Records from a data source:
● ● ●

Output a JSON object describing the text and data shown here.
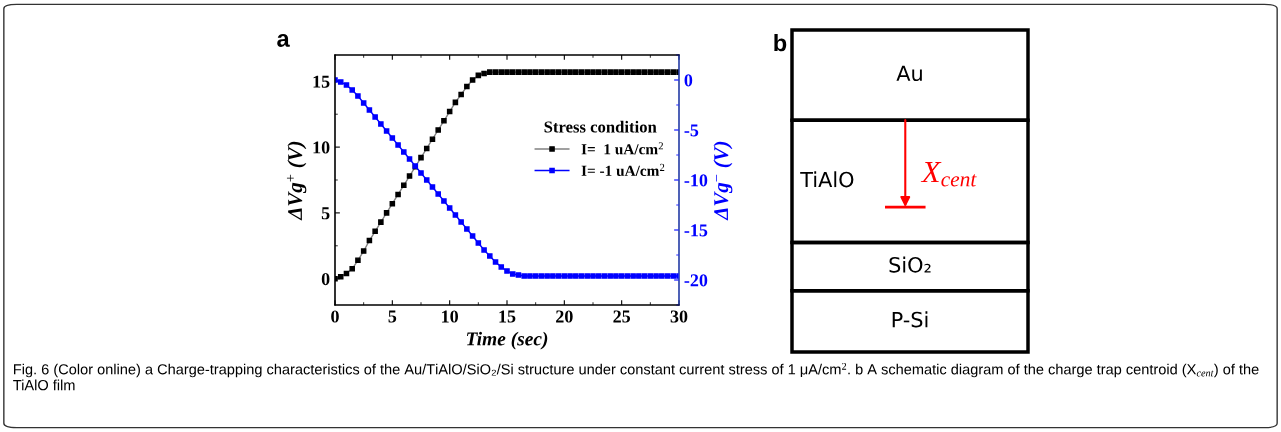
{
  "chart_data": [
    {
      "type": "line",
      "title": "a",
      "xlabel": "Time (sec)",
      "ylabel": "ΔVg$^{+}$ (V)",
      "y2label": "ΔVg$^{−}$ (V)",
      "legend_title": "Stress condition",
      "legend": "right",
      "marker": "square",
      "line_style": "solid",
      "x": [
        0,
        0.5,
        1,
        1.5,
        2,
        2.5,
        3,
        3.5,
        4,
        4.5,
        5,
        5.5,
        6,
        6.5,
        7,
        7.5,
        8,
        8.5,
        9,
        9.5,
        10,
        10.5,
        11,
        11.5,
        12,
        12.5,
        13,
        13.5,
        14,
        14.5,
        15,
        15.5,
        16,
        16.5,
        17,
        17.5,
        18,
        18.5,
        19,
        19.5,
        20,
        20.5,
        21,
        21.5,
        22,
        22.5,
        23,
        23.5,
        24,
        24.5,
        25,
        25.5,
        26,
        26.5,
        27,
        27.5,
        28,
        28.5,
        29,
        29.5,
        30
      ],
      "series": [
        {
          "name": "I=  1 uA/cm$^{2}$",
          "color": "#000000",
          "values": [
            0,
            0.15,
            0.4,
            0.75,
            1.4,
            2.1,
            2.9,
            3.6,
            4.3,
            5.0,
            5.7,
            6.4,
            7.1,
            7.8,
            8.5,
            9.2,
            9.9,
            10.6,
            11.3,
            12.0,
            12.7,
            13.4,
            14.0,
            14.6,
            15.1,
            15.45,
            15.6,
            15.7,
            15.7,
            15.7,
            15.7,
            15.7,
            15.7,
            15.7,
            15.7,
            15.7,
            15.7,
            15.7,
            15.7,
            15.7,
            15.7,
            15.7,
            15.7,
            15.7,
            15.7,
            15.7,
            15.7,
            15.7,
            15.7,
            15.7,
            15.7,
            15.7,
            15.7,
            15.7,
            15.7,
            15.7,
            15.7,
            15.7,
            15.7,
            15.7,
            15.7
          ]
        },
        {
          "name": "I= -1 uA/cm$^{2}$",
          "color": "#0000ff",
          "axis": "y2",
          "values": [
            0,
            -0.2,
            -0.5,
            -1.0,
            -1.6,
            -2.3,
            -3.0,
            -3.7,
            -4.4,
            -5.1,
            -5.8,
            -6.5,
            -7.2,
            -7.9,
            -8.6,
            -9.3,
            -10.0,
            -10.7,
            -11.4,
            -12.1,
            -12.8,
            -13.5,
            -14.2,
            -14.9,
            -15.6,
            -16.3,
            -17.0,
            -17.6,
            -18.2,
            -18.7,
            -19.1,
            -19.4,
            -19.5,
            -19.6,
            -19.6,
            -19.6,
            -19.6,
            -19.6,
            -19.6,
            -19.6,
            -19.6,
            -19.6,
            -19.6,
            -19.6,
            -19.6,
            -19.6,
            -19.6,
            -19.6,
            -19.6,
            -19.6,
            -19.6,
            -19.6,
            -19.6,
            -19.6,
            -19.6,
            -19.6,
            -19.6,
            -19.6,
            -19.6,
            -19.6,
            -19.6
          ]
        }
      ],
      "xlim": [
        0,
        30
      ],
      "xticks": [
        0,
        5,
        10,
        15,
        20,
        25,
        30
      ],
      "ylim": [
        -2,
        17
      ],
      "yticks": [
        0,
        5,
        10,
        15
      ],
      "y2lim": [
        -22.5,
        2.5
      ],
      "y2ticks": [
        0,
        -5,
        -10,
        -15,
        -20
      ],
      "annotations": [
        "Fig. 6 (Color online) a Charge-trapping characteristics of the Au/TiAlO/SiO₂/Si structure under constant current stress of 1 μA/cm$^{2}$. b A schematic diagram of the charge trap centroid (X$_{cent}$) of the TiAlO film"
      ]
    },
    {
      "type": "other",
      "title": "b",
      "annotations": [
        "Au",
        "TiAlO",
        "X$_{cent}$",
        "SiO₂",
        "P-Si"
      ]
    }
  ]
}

● ● ●

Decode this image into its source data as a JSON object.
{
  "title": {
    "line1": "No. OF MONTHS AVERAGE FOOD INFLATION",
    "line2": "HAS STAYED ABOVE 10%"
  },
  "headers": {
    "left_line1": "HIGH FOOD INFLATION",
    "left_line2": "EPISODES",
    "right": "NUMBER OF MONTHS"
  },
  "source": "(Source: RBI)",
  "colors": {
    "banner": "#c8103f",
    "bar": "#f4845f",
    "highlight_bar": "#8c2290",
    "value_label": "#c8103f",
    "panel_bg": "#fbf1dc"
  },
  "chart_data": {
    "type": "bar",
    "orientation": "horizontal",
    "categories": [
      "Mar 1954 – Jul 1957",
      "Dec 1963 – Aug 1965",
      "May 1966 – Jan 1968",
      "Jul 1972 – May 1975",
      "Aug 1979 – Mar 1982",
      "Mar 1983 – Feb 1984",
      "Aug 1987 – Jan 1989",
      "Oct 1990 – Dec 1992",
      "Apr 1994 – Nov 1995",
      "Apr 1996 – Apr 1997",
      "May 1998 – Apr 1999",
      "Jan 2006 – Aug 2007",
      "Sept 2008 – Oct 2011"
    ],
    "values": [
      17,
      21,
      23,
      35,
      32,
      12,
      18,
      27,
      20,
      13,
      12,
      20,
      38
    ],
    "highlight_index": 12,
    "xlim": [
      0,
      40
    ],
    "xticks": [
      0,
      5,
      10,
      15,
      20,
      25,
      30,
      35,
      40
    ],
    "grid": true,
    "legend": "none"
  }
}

● ● ●

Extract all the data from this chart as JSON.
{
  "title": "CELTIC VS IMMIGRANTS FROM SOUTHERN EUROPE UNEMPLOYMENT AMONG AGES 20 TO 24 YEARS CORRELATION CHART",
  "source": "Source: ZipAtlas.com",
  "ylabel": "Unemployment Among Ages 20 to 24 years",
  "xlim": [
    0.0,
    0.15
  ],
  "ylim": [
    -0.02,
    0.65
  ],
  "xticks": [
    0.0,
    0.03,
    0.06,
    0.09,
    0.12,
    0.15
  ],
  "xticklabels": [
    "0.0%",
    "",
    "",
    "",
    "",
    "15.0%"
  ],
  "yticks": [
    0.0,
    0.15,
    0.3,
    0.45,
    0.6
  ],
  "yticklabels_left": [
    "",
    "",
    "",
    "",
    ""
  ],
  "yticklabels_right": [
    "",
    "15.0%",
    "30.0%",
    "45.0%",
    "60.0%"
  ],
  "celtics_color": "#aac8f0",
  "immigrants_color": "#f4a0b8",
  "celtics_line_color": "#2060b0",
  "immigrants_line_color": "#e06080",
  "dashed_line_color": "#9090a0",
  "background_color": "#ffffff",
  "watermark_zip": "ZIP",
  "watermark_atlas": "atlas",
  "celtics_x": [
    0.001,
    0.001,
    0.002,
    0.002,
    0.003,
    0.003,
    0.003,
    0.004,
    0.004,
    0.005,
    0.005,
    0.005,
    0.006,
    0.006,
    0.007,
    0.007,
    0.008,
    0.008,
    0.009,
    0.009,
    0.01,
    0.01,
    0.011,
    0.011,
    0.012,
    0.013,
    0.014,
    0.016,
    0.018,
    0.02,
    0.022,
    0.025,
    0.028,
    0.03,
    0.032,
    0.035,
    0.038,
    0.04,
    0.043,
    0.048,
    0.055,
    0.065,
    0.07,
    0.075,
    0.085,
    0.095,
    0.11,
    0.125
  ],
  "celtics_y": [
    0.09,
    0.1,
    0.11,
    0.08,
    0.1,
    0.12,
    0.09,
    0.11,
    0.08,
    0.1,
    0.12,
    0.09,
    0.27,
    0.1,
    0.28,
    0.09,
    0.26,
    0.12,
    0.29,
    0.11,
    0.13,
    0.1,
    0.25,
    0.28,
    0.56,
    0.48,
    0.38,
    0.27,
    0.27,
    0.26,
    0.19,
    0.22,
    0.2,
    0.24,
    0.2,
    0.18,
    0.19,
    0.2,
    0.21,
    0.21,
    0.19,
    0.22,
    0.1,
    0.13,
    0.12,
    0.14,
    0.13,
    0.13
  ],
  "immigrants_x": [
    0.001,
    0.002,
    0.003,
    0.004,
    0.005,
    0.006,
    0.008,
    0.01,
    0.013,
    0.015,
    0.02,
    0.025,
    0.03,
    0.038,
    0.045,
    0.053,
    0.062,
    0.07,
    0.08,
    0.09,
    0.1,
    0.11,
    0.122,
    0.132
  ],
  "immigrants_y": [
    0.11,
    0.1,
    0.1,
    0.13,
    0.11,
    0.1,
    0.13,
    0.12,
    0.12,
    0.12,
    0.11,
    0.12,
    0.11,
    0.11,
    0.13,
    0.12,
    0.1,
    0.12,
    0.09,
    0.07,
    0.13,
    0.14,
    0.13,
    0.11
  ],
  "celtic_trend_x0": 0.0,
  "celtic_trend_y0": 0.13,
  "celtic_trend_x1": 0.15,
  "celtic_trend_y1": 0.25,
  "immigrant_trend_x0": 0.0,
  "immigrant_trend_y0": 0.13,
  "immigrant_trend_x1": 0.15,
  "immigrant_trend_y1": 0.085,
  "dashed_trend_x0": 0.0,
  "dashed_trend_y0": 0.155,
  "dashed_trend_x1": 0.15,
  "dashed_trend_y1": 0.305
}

● ● ●

Task description: Locate all lines in the listing above with the word "this". Copy them.

Full response:
Decode this image into its source data as a JSON object.
Extract all the data from this chart as JSON.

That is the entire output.